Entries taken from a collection
>> Begin
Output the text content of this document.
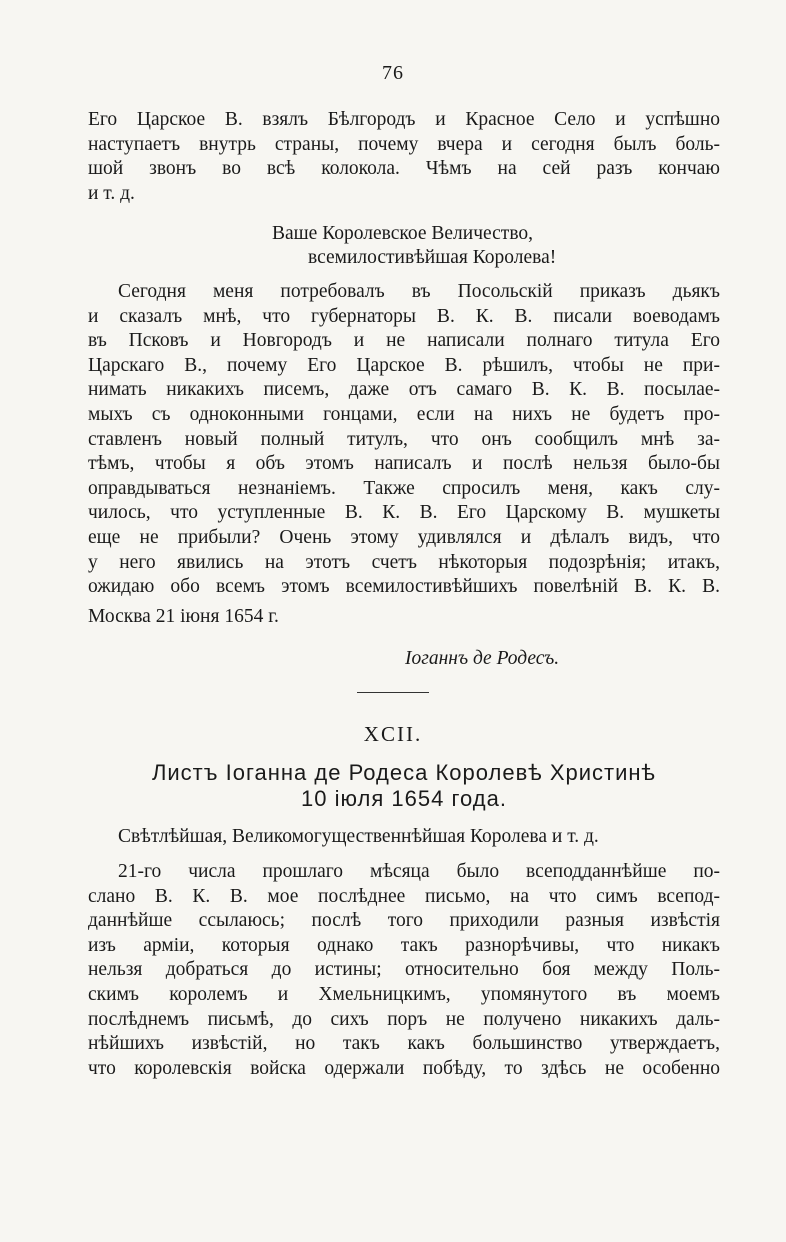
76
Его Царское В. взялъ Бѣлгородъ и Красное Село и успѣшно
наступаетъ внутрь страны, почему вчера и сегодня былъ боль-
шой звонъ во всѣ колокола. Чѣмъ на сей разъ кончаю
и т. д.
Ваше Королевское Величество,
всемилостивѣйшая Королева!
Сегодня меня потребовалъ въ Посольскій приказъ дьякъ
и сказалъ мнѣ, что губернаторы В. К. В. писали воеводамъ
въ Псковъ и Новгородъ и не написали полнаго титула Его
Царскаго В., почему Его Царское В. рѣшилъ, чтобы не при-
нимать никакихъ писемъ, даже отъ самаго В. К. В. посылае-
мыхъ съ одноконными гонцами, если на нихъ не будетъ про-
ставленъ новый полный титулъ, что онъ сообщилъ мнѣ за-
тѣмъ, чтобы я объ этомъ написалъ и послѣ нельзя было-бы
оправдываться незнаніемъ. Также спросилъ меня, какъ слу-
чилось, что уступленные В. К. В. Его Царскому В. мушкеты
еще не прибыли? Очень этому удивлялся и дѣлалъ видъ, что
у него явились на этотъ счетъ нѣкоторыя подозрѣнія; итакъ,
ожидаю обо всемъ этомъ всемилостивѣйшихъ повелѣній В. К. В.
Москва 21 іюня 1654 г.
Іоганнъ де Родесъ.
XCII.
Листъ Іоганна де Родеса Королевѣ Христинѣ
10 іюля 1654 года.
Свѣтлѣйшая, Великомогущественнѣйшая Королева и т. д.
21-го числа прошлаго мѣсяца было всеподданнѣйше по-
слано В. К. В. мое послѣднее письмо, на что симъ всепод-
даннѣйше ссылаюсь; послѣ того приходили разныя извѣстія
изъ арміи, которыя однако такъ разнорѣчивы, что никакъ
нельзя добраться до истины; относительно боя между Поль-
скимъ королемъ и Хмельницкимъ, упомянутого въ моемъ
послѣднемъ письмѣ, до сихъ поръ не получено никакихъ даль-
нѣйшихъ извѣстій, но такъ какъ большинство утверждаетъ,
что королевскія войска одержали побѣду, то здѣсь не особенно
>> End
PROBLEM DESCRIPTION
All of the material above should be reproduced exactly, except the pictures.

FINAL RESULT
Output the text content of this document.
76
Его Царское В. взялъ Бѣлгородъ и Красное Село и успѣшно
наступаетъ внутрь страны, почему вчера и сегодня былъ боль-
шой звонъ во всѣ колокола. Чѣмъ на сей разъ кончаю
и т. д.
Ваше Королевское Величество,
всемилостивѣйшая Королева!
Сегодня меня потребовалъ въ Посольскій приказъ дьякъ
и сказалъ мнѣ, что губернаторы В. К. В. писали воеводамъ
въ Псковъ и Новгородъ и не написали полнаго титула Его
Царскаго В., почему Его Царское В. рѣшилъ, чтобы не при-
нимать никакихъ писемъ, даже отъ самаго В. К. В. посылае-
мыхъ съ одноконными гонцами, если на нихъ не будетъ про-
ставленъ новый полный титулъ, что онъ сообщилъ мнѣ за-
тѣмъ, чтобы я объ этомъ написалъ и послѣ нельзя было-бы
оправдываться незнаніемъ. Также спросилъ меня, какъ слу-
чилось, что уступленные В. К. В. Его Царскому В. мушкеты
еще не прибыли? Очень этому удивлялся и дѣлалъ видъ, что
у него явились на этотъ счетъ нѣкоторыя подозрѣнія; итакъ,
ожидаю обо всемъ этомъ всемилостивѣйшихъ повелѣній В. К. В.
Москва 21 іюня 1654 г.
Іоганнъ де Родесъ.
XCII.
Листъ Іоганна де Родеса Королевѣ Христинѣ
10 іюля 1654 года.
Свѣтлѣйшая, Великомогущественнѣйшая Королева и т. д.
21-го числа прошлаго мѣсяца было всеподданнѣйше по-
слано В. К. В. мое послѣднее письмо, на что симъ всепод-
даннѣйше ссылаюсь; послѣ того приходили разныя извѣстія
изъ арміи, которыя однако такъ разнорѣчивы, что никакъ
нельзя добраться до истины; относительно боя между Поль-
скимъ королемъ и Хмельницкимъ, упомянутого въ моемъ
послѣднемъ письмѣ, до сихъ поръ не получено никакихъ даль-
нѣйшихъ извѣстій, но такъ какъ большинство утверждаетъ,
что королевскія войска одержали побѣду, то здѣсь не особенно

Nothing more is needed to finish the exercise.